- [What you should do]
Find the word "JSON" in the listing; pull out each line holding it.

- [Data listing]

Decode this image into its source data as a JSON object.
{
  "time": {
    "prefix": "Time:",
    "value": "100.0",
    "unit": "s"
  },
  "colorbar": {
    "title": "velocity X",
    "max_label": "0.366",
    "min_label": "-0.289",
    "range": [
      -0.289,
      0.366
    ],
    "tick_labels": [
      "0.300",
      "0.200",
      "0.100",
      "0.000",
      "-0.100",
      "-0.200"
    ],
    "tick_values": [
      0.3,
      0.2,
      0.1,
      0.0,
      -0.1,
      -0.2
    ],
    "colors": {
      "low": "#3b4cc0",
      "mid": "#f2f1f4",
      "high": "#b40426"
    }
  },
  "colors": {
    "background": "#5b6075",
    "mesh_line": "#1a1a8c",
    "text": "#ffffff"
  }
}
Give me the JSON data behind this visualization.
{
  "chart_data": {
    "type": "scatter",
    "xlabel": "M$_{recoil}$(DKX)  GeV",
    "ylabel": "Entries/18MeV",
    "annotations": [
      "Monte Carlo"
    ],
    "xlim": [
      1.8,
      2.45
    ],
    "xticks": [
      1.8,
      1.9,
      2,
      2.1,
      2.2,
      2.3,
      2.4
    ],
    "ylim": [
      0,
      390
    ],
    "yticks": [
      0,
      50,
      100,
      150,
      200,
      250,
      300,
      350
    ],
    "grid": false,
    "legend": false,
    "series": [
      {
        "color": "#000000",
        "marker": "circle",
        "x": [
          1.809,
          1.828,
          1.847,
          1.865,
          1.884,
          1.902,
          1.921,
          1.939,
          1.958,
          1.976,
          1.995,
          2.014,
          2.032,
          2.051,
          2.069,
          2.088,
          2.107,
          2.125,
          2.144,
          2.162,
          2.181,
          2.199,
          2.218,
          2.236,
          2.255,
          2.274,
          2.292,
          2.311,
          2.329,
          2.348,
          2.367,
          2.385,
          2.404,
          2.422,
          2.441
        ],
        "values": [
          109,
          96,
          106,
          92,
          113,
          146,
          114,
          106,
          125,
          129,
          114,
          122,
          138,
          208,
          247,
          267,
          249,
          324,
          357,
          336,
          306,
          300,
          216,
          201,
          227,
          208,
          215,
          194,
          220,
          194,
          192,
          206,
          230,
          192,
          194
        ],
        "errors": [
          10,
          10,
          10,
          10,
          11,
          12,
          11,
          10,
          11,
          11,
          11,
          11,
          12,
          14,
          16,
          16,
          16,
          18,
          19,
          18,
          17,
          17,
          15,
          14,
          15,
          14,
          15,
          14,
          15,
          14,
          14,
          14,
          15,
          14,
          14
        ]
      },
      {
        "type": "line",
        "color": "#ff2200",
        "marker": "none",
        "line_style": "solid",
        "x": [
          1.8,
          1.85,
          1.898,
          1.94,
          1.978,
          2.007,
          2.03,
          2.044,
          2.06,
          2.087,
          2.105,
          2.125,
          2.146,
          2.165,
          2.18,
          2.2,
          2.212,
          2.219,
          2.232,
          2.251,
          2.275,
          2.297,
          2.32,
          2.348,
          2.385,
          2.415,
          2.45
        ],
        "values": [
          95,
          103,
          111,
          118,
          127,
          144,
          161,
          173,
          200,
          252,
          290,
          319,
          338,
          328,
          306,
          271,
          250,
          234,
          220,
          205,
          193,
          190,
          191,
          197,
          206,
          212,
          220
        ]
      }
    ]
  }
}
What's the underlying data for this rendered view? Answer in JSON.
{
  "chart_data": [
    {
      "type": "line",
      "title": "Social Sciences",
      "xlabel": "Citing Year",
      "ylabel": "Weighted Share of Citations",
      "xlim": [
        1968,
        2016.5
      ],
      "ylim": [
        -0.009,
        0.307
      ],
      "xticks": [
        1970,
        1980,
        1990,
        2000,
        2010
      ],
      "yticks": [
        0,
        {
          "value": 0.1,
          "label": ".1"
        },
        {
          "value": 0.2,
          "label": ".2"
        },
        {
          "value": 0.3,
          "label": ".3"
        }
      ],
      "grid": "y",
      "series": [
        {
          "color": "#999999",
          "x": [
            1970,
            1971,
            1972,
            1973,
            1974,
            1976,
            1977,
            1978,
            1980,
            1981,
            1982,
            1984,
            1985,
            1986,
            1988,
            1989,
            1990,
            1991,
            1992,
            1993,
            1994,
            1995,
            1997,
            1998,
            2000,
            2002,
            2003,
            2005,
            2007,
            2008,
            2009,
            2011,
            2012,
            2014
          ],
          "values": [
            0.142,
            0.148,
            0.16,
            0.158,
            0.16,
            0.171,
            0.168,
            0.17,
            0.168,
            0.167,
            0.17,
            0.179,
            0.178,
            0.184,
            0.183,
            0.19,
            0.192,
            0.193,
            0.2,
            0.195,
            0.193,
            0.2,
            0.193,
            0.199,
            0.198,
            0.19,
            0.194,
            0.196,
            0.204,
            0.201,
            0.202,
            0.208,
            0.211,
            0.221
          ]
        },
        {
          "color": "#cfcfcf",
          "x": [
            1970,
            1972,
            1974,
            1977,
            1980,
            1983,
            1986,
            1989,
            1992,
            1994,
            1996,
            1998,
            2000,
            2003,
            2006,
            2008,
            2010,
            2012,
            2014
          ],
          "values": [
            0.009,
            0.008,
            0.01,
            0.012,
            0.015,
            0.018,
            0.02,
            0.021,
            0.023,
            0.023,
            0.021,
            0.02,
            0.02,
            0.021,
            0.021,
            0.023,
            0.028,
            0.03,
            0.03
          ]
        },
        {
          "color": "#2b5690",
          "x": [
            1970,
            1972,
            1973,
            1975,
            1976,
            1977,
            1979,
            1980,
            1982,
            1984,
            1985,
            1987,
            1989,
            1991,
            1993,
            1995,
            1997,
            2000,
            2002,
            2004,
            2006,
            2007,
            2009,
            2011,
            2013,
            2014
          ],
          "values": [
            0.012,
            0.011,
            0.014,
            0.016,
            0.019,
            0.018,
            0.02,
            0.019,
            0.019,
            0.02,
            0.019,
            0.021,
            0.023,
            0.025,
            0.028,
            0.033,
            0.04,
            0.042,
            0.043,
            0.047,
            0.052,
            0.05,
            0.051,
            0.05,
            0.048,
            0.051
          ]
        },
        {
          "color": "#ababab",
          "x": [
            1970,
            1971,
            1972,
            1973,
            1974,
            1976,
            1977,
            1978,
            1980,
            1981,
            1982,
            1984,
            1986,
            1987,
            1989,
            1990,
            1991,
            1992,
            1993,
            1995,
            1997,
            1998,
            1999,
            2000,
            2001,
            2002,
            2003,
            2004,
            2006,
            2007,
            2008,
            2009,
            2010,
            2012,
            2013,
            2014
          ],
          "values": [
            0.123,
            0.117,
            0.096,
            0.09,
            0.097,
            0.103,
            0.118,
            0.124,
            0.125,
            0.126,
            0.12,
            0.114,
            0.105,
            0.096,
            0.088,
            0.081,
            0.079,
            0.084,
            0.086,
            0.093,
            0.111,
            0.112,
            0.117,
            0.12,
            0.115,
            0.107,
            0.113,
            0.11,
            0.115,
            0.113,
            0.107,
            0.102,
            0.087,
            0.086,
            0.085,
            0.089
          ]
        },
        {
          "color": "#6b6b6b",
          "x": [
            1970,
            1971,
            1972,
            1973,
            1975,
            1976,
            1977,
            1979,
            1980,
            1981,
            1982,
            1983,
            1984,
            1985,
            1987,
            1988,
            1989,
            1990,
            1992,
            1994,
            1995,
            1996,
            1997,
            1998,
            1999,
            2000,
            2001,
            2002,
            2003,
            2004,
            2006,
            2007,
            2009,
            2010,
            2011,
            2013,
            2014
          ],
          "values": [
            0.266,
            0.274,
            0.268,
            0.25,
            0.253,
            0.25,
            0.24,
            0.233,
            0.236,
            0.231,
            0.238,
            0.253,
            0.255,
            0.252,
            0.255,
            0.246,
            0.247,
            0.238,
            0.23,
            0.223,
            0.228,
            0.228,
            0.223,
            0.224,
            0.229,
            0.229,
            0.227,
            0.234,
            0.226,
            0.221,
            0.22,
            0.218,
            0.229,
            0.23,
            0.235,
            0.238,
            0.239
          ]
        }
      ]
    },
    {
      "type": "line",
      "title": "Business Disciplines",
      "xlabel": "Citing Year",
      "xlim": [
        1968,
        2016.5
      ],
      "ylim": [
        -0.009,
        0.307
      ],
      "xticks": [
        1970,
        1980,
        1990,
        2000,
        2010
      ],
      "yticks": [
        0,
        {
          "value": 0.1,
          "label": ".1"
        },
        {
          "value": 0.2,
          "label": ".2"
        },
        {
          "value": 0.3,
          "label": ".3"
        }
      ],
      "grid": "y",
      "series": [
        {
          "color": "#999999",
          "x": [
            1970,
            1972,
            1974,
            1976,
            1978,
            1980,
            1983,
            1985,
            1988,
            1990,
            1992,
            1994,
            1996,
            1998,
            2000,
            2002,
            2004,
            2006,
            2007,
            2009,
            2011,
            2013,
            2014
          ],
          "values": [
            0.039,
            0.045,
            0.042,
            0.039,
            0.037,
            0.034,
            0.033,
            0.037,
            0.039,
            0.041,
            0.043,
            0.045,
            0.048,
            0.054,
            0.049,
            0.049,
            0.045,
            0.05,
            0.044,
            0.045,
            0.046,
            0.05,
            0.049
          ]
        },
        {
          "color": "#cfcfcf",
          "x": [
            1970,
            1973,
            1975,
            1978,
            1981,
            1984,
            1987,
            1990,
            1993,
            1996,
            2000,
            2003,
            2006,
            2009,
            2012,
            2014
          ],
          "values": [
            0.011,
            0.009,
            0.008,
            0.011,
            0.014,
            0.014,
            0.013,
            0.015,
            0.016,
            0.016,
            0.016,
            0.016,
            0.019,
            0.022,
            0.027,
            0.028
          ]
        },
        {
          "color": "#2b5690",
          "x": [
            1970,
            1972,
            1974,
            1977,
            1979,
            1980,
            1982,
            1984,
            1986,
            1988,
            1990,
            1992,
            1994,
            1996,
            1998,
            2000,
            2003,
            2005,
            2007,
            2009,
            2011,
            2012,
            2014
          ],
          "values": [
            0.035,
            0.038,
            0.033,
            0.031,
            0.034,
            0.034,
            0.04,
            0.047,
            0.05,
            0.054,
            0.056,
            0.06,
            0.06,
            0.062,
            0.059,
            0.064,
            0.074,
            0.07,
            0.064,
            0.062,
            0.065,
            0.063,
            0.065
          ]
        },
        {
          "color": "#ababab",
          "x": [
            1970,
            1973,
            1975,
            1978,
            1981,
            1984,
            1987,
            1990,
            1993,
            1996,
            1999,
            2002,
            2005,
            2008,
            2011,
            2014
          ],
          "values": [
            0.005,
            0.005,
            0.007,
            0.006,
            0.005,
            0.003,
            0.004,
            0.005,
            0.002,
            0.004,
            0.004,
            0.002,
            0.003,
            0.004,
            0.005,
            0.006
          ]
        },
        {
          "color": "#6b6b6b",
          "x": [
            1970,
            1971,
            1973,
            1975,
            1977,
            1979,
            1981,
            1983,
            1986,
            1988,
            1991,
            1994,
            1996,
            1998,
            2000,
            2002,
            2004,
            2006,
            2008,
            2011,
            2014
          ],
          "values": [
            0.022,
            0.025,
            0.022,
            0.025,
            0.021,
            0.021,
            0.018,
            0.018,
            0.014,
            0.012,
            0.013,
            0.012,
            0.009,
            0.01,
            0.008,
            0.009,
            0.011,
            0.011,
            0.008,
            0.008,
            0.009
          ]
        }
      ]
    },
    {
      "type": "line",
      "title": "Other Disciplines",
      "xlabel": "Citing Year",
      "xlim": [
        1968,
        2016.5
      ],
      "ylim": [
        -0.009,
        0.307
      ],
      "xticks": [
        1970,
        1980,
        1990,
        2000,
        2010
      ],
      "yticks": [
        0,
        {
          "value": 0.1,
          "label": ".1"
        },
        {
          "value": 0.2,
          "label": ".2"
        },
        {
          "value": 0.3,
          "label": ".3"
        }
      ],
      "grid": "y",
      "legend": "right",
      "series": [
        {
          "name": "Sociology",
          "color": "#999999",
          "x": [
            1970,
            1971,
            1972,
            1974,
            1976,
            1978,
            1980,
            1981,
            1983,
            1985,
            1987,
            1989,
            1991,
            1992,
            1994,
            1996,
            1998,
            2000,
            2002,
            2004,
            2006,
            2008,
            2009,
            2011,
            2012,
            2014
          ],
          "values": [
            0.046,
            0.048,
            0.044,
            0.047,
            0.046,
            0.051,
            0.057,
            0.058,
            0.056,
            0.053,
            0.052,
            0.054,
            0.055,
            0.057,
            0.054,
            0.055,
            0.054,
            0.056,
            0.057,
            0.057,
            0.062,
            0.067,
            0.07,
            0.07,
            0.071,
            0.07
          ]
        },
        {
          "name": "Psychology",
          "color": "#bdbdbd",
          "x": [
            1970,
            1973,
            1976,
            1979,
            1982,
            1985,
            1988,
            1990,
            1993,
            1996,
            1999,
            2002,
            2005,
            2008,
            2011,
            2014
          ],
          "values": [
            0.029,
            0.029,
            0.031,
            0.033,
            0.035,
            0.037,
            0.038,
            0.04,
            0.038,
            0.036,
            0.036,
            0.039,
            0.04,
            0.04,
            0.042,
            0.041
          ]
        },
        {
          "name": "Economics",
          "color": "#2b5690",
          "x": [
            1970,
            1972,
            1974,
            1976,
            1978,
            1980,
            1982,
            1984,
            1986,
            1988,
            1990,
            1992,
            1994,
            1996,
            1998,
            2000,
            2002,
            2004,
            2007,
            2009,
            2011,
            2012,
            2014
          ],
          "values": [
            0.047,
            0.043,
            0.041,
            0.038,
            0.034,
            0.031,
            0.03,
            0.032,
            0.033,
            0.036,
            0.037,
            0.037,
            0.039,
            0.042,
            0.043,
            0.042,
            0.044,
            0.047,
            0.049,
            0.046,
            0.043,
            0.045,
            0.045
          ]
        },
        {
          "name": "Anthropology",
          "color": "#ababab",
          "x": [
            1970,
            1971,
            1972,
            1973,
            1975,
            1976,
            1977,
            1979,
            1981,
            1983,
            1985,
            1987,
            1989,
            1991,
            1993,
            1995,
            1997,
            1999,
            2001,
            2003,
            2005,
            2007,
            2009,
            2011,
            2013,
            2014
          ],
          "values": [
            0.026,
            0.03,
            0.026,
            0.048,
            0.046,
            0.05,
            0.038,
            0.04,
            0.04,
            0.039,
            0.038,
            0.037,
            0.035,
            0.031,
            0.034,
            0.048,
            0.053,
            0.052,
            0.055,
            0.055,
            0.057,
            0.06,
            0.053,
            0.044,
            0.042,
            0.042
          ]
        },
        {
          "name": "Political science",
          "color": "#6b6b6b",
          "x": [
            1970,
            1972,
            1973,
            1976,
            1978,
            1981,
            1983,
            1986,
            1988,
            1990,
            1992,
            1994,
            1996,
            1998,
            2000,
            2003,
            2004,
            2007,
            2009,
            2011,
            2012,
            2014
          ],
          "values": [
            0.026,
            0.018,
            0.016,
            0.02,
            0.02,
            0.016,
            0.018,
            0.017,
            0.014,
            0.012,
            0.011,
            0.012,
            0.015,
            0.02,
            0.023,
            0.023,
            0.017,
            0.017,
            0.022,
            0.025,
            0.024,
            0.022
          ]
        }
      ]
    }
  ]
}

- [Full response]
Decode this image into its source data as a JSON object.
Give me the JSON data behind this visualization.
What's the underlying data for this rendered view? Answer in JSON.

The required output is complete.